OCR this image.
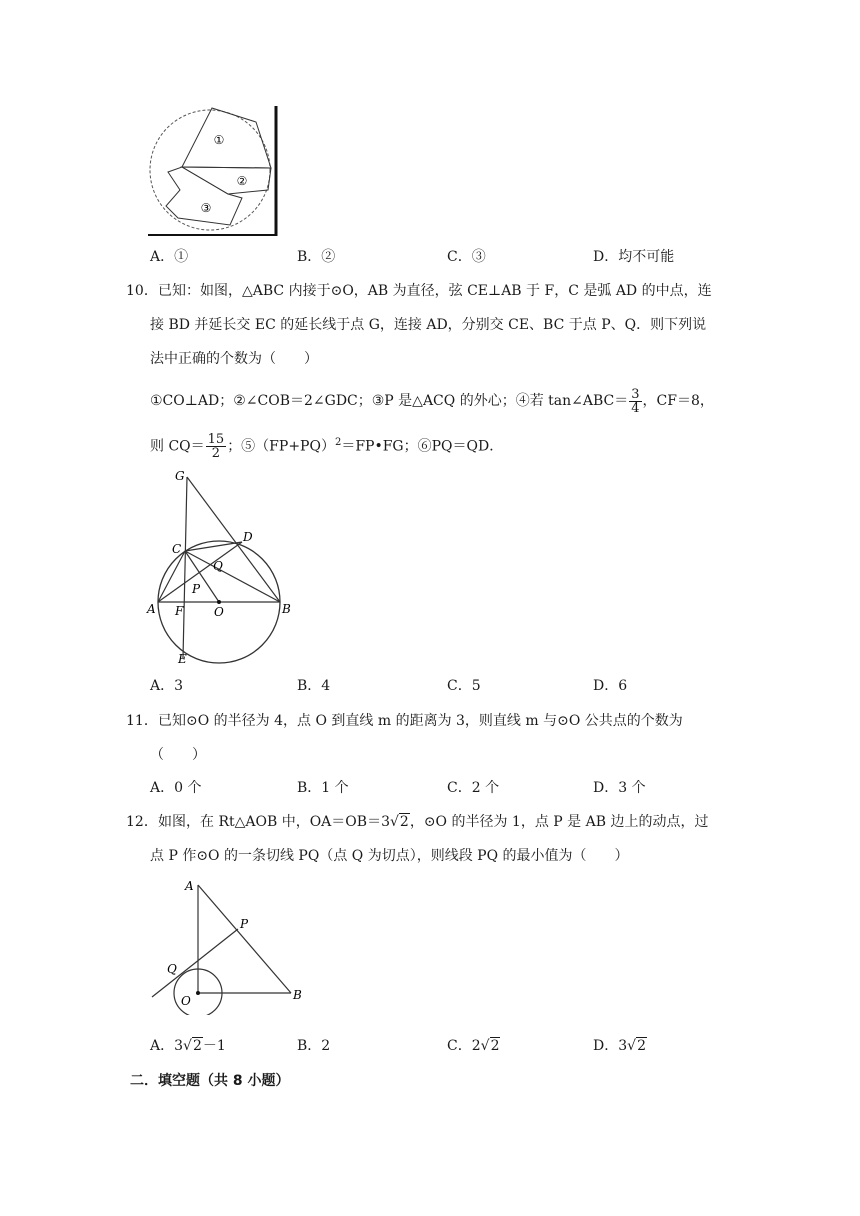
①
②
③
A．①	B．②	C．③	D．均不可能
10． 已知：如图，△ABC 内接于⊙O，AB 为直径，弦 CE⊥AB 于 F，C 是弧 AD 的中点，连
接 BD 并延长交 EC 的延长线于点 G，连接 AD，分别交 CE、BC 于点 P、Q．则下列说
法中正确的个数为（　　）
①CO⊥AD；②∠COB＝2∠GDC；③P 是△ACQ 的外心；④若 tan∠ABC＝ $\frac{3}{4}$ ，CF＝8，
则 $CQ= \frac{15}{2}$ ；$⑤(FP+PQ)^2=FP•FG$；⑥PQ＝QD．
G
C
D
Q
P
A F	O	B
E
A．3	B．4	C．5	D．6
11． 已知⊙O 的半径为 4，点 O 到直线 m 的距离为 3，则直线 m 与⊙O 公共点的个数为
（　　）
A．0 个	B．1 个	C．2 个	D．3 个
12． 如图，在 Rt△AOB 中，OA＝OB＝3√2，⊙O 的半径为 1，点 P 是 AB 边上的动点，过
点 P 作⊙O 的一条切线 PQ（点 Q 为切点），则线段 PQ 的最小值为（　　）
A
P
Q
O	B
A．3√2－1	B．2	C．2√2	D．3√2
二．填空题（共 8 小题）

» **Goal**:
Repeat the data above exactly, but not the pictures.

» **Full solution**:
OCR this image.
①
②
③
A．①	B．②	C．③	D．均不可能
10． 已知：如图，△ABC 内接于⊙O，AB 为直径，弦 CE⊥AB 于 F，C 是弧 AD 的中点，连
接 BD 并延长交 EC 的延长线于点 G，连接 AD，分别交 CE、BC 于点 P、Q．则下列说
法中正确的个数为（　　）
①CO⊥AD；②∠COB＝2∠GDC；③P 是△ACQ 的外心；④若 tan∠ABC＝ $\frac{3}{4}$ ，CF＝8，
则 $CQ= \frac{15}{2}$ ；$⑤(FP+PQ)^2=FP•FG$；⑥PQ＝QD．
G
C
D
Q
P
A F	O	B
E
A．3	B．4	C．5	D．6
11． 已知⊙O 的半径为 4，点 O 到直线 m 的距离为 3，则直线 m 与⊙O 公共点的个数为
（　　）
A．0 个	B．1 个	C．2 个	D．3 个
12． 如图，在 Rt△AOB 中，OA＝OB＝3√2，⊙O 的半径为 1，点 P 是 AB 边上的动点，过
点 P 作⊙O 的一条切线 PQ（点 Q 为切点），则线段 PQ 的最小值为（　　）
A
P
Q
O	B
A．3√2－1	B．2	C．2√2	D．3√2
二．填空题（共 8 小题）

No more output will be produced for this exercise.